What the exercise asks
Answer these questions from the article on the 2016 Code for the Mission awards:
1. How much was each winning team in the Education, Research and Service tracks awarded?
2. What is the name of the meeting productivity app that came from the collaboration with the chancellor?
3. How many historical women in STEM do players encounter in "Agent XX"?

2016 Code for the Mission Awards Winning Apps That Support UCLA Mission

Tue, 20 Sep 2016 at 16:29
Code for the Mission winners presented by Chancellor Block

2016 Code for the Mission Awards Winning Apps That Support UCLA Mission

By Adeney Zo
OIT Staff

Chancellor Gene Block presented the winners of UCLA’s third annual Code for the Mission student app design competition at an awards ceremony on Thursday, September 15 during the Office of Information Technology’s Mobility & Modern Web Conference. Winning teams in each of the contest tracks -- Education, Research and Service -- were awarded $5,000 each and each of the developers of the final app product of “Team Up With the Chancellor,” a joint collaboration between student technologists and the chancellor, were awarded $1,000.

“Code for the Mission is an example of the UCLA entrepreneurial spirit,” said Chancellor Gene Block. “It gives [the students] a real sense of launching an idea in today’s digital economy.”

The collaboration between the chancellor and UCLA undergraduate students Adam Garcia, Will Gu and Tanuj Lalwani, resulted in  “Record,” a meeting productivity app which uses voice recognition and word space models to determine what biases and disparities exist in the meeting dialogue, categorized by gender and ethnicity.

Education: Inspiring Women in STEM

App: Agent XX

UCLA undergraduate Megan Williams and her triplet sisters, Alicia and Stephanie, took home the prize with “Agent XX,” an educational game that transports players on a mission through time in pursuit of the story’s villain, Dr. Evila. Along the way, players encounter 20 historical women in STEM, who give key lessons about their field of specialty. This app was created to “educate and excite young women in STEM.”

Data under study
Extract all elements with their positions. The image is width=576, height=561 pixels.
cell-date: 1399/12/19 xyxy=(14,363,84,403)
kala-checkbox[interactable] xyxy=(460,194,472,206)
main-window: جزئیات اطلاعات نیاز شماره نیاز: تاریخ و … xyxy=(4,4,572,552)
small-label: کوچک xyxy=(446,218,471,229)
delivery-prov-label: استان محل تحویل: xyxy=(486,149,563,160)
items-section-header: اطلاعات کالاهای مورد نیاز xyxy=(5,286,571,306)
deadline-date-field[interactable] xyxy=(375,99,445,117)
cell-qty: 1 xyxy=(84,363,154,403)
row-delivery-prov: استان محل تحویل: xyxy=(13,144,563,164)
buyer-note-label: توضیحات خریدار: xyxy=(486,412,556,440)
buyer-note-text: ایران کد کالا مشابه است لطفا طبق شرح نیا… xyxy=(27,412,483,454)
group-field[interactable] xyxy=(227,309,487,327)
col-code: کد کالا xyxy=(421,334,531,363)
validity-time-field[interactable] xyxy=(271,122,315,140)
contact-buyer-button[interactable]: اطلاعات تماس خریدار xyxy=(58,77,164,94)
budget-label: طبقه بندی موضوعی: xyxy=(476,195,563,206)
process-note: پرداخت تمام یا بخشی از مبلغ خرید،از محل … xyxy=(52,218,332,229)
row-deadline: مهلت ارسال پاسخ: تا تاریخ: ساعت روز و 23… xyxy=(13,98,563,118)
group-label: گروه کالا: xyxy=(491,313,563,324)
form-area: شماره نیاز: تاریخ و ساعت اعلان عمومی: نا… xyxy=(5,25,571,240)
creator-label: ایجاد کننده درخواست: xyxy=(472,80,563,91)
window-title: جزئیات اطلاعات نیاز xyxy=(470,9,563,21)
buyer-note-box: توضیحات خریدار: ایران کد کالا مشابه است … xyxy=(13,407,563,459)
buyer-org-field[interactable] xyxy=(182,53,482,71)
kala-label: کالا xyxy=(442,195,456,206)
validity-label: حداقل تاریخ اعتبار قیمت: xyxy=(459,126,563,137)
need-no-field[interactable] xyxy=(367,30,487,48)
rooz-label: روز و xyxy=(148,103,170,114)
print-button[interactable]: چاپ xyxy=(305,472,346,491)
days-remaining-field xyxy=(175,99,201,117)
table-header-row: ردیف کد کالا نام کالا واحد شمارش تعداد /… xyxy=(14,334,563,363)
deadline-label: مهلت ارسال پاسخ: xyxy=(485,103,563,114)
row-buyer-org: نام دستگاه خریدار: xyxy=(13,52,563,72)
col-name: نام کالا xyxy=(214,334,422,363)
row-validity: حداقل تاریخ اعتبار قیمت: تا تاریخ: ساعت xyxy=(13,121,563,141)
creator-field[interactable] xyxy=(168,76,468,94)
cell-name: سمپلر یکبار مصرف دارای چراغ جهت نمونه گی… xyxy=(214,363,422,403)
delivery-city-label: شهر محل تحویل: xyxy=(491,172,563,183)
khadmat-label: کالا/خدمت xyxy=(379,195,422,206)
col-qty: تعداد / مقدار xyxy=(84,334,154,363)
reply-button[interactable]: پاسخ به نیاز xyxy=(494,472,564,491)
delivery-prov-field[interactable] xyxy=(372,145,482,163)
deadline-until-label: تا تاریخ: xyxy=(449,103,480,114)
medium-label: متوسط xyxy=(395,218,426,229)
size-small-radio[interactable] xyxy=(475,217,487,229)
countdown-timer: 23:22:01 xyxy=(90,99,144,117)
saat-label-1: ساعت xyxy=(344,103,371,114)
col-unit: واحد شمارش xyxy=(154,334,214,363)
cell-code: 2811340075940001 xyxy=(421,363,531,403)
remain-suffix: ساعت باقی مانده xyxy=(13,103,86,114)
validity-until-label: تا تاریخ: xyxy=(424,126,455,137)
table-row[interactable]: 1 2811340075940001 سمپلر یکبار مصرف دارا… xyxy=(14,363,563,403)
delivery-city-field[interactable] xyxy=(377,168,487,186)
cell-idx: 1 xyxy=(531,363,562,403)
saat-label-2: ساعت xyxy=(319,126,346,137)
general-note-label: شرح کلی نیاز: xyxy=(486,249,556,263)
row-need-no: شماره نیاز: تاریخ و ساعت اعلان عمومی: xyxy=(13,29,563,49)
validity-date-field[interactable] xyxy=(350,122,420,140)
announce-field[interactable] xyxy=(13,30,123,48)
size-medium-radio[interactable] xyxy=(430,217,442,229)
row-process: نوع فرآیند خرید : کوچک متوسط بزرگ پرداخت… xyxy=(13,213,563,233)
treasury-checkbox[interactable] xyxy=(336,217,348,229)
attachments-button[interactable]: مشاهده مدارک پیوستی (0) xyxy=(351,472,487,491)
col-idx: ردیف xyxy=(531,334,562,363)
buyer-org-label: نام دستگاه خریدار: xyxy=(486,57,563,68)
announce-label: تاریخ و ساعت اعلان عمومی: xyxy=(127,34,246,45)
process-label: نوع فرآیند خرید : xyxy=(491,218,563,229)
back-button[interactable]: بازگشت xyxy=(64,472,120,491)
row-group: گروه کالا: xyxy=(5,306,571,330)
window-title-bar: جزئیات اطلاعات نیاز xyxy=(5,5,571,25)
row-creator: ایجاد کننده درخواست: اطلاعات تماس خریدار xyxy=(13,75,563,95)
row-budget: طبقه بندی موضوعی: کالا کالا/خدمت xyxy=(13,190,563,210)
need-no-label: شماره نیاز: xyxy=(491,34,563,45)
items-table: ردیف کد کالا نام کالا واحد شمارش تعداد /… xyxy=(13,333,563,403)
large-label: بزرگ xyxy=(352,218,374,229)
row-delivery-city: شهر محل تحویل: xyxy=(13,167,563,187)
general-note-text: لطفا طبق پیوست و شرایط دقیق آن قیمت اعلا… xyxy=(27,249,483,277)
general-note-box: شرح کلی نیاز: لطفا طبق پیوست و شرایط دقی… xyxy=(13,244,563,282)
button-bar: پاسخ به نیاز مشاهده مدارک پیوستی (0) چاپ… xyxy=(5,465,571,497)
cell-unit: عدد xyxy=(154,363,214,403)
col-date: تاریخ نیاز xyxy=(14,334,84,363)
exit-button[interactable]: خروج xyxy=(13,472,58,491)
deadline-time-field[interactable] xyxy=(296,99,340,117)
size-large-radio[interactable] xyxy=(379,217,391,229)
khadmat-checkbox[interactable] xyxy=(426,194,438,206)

Exercise output
1. $5,000
2. "Record"
3. 20